WHAT IS REQUIRED =
List each line of the data that holds the string "content".

:: TASK MATERIAL ::

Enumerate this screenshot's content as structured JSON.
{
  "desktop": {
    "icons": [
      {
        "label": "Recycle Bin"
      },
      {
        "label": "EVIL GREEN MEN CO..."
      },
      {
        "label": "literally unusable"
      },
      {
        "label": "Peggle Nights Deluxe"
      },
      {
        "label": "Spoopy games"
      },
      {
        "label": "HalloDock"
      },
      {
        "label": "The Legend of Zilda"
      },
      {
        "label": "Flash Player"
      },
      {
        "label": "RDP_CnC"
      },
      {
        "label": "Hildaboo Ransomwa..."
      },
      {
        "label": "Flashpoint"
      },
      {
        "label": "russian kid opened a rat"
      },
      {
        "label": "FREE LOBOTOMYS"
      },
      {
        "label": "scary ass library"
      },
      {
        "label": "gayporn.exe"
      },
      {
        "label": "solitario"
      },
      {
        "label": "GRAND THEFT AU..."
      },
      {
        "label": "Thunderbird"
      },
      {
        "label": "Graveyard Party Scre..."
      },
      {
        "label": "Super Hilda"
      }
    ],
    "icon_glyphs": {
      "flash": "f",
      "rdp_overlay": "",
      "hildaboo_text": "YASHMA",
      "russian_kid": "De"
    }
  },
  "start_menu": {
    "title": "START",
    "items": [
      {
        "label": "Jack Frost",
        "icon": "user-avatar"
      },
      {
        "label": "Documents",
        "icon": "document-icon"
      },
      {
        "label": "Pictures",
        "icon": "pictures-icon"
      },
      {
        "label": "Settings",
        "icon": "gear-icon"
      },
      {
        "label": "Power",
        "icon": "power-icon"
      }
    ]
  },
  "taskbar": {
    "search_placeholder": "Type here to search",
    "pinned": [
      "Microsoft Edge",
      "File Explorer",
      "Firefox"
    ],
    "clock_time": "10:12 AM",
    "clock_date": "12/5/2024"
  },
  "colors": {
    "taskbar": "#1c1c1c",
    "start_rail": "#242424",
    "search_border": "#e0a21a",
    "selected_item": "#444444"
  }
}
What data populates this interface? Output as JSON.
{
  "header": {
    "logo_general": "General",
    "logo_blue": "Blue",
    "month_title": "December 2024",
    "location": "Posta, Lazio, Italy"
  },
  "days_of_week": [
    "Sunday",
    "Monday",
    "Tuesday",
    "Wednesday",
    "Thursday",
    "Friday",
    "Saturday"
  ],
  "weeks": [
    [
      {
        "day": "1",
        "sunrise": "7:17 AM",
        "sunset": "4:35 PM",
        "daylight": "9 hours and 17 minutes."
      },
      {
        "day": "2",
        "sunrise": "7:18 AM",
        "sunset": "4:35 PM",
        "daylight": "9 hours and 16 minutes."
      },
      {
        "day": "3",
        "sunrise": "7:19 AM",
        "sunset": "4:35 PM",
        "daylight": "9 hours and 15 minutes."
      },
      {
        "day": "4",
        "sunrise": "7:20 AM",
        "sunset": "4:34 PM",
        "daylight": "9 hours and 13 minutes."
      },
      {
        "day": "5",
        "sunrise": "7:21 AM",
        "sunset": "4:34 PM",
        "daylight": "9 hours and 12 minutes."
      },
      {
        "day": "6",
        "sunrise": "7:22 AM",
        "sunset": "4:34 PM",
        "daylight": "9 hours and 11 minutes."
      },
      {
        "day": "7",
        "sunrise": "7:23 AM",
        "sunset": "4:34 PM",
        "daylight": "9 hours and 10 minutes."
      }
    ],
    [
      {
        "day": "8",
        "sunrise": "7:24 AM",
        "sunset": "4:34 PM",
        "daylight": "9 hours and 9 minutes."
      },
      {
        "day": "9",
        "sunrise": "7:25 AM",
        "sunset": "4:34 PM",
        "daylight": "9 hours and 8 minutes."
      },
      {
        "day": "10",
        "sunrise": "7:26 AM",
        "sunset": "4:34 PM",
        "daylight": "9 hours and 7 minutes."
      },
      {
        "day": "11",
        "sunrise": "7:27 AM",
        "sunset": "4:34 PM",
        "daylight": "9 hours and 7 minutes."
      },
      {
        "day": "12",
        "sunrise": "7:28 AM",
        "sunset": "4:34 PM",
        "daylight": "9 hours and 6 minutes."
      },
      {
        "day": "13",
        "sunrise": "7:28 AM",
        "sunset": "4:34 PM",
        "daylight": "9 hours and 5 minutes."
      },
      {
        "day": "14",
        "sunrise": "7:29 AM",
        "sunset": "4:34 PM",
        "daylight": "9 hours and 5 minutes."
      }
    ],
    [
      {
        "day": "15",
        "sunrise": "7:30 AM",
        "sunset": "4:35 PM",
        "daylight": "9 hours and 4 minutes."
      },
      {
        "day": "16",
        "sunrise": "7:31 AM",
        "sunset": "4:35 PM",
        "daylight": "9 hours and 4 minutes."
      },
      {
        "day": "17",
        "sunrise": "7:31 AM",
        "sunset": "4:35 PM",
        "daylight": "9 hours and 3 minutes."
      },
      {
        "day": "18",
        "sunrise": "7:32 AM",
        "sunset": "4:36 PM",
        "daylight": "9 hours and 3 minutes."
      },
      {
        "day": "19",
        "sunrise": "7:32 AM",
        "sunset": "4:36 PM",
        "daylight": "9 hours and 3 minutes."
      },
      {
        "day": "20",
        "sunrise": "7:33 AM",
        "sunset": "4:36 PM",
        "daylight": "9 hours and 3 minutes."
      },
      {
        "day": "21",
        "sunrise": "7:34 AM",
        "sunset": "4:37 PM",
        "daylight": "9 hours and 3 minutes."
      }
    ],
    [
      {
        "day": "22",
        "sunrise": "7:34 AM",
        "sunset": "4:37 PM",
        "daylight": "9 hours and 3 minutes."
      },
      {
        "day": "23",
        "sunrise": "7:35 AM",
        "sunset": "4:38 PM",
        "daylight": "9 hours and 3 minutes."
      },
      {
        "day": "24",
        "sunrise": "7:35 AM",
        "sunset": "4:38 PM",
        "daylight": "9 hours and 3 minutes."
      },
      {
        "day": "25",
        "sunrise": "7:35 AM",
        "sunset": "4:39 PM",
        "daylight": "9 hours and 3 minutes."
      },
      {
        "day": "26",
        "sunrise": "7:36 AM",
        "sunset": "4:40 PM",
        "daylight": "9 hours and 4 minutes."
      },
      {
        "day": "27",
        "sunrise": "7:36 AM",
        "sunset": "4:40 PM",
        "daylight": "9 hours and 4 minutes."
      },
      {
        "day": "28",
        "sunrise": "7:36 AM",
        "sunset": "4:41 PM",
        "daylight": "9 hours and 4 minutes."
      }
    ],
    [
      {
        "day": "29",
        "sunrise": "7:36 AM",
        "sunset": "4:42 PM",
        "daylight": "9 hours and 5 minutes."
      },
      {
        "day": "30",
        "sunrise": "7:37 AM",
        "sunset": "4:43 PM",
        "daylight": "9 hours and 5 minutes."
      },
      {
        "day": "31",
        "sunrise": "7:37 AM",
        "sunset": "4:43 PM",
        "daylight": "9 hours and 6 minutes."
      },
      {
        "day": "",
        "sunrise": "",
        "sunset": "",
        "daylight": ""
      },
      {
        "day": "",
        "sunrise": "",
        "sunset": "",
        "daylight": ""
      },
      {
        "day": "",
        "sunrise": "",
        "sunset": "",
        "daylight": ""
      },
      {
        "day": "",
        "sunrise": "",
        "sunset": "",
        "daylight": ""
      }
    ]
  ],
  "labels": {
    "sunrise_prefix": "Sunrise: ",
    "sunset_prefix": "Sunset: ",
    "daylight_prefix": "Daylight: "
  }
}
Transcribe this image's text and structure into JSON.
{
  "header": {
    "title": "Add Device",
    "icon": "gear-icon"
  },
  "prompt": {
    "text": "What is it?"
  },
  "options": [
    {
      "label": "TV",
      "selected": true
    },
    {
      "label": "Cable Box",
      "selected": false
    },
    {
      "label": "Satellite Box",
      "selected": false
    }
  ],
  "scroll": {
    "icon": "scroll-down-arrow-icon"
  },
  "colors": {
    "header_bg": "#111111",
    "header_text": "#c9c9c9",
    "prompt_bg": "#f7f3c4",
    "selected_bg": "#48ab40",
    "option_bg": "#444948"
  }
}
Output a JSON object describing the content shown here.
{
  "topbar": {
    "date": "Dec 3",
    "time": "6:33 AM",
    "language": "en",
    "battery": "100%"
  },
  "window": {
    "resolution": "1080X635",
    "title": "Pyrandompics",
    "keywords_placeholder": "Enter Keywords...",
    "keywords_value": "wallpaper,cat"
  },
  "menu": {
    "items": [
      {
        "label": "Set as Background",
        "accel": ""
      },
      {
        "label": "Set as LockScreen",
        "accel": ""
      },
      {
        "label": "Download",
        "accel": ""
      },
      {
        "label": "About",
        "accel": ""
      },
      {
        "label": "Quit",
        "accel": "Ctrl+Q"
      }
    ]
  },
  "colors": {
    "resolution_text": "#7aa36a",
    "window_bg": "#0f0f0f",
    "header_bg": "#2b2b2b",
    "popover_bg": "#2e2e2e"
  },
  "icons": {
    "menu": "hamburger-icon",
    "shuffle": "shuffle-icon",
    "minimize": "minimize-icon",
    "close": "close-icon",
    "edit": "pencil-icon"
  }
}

:::

RESPONSE TO THIS TASK =
Enumerate this screenshot's content as structured JSON.
Output a JSON object describing the content shown here.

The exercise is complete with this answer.